── RECORD EXTRACTS ──

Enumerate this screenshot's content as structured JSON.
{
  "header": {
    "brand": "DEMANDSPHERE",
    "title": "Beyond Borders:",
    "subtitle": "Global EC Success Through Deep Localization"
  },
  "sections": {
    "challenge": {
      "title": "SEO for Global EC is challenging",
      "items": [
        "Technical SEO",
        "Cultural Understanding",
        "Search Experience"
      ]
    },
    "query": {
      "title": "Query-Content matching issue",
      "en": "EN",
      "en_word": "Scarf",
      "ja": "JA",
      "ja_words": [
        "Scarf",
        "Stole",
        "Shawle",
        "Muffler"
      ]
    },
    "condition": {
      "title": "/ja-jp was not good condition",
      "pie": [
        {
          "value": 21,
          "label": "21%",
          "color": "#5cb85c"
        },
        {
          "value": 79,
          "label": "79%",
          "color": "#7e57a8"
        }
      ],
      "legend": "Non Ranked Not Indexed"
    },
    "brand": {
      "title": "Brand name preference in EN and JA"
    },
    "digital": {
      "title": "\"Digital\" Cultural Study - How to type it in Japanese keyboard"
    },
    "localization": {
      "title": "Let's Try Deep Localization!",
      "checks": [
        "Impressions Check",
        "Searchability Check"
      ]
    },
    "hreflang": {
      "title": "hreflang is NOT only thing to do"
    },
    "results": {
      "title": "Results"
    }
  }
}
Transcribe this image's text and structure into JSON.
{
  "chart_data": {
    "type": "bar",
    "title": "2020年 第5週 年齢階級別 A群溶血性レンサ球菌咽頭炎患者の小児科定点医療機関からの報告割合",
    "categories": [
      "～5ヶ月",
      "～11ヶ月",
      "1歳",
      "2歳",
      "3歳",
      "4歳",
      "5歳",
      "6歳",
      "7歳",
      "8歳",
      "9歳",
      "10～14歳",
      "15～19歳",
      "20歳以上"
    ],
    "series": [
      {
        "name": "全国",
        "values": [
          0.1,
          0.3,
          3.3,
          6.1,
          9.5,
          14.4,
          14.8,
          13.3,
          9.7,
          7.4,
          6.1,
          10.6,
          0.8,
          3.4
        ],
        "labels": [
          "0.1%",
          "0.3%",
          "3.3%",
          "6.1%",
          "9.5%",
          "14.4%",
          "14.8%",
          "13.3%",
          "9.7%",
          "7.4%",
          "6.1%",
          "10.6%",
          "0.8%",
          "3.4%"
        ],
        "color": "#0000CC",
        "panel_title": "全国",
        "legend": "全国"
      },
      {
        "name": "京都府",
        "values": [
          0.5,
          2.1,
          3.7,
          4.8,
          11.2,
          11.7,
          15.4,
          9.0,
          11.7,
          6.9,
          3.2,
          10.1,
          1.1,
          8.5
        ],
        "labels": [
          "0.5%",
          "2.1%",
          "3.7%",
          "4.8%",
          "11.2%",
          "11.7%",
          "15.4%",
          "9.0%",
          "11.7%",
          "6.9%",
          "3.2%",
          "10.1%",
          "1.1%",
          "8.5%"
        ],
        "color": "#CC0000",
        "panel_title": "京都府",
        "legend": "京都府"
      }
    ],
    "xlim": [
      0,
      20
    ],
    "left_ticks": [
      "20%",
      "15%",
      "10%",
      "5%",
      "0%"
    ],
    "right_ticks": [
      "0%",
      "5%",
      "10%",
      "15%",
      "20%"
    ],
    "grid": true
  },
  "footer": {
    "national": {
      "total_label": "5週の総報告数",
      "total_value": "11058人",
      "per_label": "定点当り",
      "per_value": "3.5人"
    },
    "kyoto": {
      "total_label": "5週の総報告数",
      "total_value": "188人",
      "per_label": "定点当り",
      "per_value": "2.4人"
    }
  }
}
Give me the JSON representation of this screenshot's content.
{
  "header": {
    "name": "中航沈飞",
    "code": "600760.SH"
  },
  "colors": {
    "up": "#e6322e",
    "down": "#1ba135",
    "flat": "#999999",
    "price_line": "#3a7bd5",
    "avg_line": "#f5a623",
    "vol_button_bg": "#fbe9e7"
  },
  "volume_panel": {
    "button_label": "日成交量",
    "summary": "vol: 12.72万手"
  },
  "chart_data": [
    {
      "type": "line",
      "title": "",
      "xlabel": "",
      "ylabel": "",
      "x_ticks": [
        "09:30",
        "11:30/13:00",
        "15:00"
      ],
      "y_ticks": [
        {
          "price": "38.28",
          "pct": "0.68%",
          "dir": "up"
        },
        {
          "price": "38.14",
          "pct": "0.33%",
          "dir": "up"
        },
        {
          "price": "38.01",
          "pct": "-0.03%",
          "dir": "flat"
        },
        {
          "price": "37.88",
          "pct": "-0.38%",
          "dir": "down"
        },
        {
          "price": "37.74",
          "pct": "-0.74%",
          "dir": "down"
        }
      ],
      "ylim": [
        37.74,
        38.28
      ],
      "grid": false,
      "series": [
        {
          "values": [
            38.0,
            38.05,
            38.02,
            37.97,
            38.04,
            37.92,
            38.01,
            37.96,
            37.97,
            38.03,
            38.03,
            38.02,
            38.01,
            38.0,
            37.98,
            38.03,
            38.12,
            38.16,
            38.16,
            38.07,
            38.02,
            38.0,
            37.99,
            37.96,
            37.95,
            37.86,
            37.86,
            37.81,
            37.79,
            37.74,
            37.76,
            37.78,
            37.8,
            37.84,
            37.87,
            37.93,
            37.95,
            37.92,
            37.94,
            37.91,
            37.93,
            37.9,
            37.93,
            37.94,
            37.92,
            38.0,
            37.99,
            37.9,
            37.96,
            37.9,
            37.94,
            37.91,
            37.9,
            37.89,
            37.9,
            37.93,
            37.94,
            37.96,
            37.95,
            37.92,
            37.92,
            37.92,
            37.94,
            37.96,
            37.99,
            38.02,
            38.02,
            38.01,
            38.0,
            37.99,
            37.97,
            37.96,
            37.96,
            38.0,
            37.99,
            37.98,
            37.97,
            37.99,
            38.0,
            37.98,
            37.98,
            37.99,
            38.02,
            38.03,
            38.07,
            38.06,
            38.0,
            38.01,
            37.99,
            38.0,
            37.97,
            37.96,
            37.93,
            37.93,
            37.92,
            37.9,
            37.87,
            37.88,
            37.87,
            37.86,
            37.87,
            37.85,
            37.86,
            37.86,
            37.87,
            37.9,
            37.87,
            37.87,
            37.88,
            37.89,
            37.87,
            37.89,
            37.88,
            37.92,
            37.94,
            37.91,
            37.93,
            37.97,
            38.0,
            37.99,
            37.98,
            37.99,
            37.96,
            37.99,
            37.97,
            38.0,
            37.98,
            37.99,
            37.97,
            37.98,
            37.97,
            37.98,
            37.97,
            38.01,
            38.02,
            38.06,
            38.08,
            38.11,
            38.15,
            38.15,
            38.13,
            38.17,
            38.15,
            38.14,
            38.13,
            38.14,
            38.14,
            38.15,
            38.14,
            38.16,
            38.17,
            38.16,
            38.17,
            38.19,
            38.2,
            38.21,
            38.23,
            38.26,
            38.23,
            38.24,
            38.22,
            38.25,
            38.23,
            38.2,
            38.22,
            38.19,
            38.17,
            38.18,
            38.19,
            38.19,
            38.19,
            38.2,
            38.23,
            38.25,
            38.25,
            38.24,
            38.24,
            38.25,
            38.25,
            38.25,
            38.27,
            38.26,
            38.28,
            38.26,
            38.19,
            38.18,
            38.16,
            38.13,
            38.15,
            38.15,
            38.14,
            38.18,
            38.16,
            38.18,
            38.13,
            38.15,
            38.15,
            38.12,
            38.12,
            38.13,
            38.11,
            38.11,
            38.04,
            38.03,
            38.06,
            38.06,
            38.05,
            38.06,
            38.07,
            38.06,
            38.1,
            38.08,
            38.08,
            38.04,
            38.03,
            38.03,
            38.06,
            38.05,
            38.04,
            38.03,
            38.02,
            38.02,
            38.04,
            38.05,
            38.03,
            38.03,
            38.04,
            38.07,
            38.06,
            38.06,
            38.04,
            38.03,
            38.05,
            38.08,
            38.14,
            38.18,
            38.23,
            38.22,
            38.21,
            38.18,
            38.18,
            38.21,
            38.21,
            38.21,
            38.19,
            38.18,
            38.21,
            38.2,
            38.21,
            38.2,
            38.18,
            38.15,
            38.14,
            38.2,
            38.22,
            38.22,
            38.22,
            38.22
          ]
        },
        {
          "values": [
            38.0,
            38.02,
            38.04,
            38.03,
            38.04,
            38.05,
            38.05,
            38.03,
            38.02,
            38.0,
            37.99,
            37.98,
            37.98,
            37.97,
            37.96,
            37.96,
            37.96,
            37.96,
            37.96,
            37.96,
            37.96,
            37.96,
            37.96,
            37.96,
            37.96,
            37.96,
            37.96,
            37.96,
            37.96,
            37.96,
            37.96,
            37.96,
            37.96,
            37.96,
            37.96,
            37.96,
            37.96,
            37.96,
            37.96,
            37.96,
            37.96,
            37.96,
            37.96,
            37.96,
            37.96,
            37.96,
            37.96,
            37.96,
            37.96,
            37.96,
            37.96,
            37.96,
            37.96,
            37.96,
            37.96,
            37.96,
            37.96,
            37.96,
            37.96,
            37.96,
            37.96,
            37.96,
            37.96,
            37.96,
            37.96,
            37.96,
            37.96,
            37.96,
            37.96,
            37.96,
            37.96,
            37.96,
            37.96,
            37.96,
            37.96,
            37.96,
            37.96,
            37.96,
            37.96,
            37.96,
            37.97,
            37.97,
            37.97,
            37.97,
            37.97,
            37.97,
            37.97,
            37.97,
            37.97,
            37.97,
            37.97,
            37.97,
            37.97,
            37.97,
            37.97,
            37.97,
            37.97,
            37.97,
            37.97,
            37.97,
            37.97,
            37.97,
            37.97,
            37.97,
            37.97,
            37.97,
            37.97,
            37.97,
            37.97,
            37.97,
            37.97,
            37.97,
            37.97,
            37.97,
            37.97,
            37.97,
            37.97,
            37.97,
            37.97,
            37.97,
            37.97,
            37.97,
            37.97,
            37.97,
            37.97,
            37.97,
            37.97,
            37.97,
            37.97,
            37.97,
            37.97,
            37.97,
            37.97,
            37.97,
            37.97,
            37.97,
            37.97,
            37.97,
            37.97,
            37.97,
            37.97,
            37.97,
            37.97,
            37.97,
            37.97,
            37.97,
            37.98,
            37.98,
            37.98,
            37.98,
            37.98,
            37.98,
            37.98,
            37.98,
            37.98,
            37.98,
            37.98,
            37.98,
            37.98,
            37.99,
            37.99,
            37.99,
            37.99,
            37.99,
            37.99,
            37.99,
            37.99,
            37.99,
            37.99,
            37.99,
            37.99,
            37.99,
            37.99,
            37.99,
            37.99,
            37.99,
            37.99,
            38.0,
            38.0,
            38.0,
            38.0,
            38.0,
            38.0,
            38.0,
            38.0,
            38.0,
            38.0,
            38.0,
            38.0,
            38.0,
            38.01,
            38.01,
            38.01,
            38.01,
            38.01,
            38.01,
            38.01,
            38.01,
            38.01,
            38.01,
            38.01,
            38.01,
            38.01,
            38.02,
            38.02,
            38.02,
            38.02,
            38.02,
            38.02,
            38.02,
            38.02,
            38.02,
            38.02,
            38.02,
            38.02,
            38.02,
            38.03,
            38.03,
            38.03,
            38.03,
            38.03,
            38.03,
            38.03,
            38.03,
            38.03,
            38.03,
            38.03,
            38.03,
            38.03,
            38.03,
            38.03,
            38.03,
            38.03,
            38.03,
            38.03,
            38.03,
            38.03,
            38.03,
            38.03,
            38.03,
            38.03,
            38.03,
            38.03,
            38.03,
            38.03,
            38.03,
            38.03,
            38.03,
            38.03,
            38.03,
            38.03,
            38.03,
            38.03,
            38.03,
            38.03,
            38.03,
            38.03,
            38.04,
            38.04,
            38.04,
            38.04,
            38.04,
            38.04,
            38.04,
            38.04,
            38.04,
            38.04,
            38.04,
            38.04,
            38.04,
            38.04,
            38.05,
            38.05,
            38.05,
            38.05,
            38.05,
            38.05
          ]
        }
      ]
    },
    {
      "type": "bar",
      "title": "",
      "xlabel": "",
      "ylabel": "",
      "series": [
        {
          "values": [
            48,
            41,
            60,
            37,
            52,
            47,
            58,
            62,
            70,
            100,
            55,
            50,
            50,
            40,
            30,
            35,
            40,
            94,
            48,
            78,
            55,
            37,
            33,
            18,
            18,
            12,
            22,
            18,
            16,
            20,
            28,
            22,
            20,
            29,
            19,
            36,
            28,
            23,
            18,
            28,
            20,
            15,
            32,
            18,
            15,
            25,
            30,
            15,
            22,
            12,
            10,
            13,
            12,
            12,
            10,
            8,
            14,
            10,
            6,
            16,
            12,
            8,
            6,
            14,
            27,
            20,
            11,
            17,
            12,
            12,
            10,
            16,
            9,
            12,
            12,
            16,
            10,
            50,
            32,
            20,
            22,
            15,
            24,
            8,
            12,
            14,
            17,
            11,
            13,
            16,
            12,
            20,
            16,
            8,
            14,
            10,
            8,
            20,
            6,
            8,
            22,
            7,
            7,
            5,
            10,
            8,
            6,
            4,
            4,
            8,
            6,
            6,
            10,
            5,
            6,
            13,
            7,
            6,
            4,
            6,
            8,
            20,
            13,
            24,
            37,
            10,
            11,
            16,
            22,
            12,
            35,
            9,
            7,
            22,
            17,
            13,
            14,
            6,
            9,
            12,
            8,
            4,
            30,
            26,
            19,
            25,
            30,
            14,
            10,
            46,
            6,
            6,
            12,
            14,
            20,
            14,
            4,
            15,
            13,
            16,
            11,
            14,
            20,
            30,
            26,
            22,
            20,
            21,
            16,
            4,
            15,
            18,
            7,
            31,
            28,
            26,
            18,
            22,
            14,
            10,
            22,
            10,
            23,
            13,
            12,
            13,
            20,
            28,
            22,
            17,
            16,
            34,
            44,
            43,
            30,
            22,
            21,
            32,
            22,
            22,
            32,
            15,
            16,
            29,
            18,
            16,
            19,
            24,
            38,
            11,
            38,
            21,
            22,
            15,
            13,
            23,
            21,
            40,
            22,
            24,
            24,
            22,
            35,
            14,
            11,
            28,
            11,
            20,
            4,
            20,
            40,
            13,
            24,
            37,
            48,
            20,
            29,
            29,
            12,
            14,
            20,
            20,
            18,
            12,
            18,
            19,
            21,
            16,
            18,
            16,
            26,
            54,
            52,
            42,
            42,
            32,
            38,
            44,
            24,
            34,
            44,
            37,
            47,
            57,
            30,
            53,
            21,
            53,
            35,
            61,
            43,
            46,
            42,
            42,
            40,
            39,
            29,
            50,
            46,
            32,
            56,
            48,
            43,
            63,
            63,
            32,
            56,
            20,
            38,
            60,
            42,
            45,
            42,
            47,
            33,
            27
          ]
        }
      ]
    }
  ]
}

───

-- THE EXERCISE --
Gather from the data above every line with the string "legend".

-- THE RESPONSE --
      "legend": "Non Ranked Not Indexed"
        "legend": "全国"
        "legend": "京都府"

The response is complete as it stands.